● **Task directions**
Copy out all the entries exactly.

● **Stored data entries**
[start]

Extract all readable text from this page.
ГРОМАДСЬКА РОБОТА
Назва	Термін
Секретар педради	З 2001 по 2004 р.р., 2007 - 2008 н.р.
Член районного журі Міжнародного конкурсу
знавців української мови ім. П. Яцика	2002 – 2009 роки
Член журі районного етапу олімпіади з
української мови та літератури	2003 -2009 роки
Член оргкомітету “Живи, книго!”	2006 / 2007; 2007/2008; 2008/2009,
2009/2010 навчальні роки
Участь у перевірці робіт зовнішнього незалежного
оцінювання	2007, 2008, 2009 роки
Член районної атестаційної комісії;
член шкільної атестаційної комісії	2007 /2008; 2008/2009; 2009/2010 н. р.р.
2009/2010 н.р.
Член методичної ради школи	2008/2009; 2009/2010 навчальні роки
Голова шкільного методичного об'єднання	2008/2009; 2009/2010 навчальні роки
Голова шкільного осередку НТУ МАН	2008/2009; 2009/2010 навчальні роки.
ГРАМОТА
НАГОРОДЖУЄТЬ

[end]

● **Answer to this task**
Extract all readable text from this page.
ГРОМАДСЬКА РОБОТА
Назва	Термін
Секретар педради	З 2001 по 2004 р.р., 2007 - 2008 н.р.
Член районного журі Міжнародного конкурсу
знавців української мови ім. П. Яцика	2002 – 2009 роки
Член журі районного етапу олімпіади з
української мови та літератури	2003 -2009 роки
Член оргкомітету “Живи, книго!”	2006 / 2007; 2007/2008; 2008/2009,
2009/2010 навчальні роки
Участь у перевірці робіт зовнішнього незалежного
оцінювання	2007, 2008, 2009 роки
Член районної атестаційної комісії;
член шкільної атестаційної комісії	2007 /2008; 2008/2009; 2009/2010 н. р.р.
2009/2010 н.р.
Член методичної ради школи	2008/2009; 2009/2010 навчальні роки
Голова шкільного методичного об'єднання	2008/2009; 2009/2010 навчальні роки
Голова шкільного осередку НТУ МАН	2008/2009; 2009/2010 навчальні роки.
ГРАМОТА
НАГОРОДЖУЄТЬ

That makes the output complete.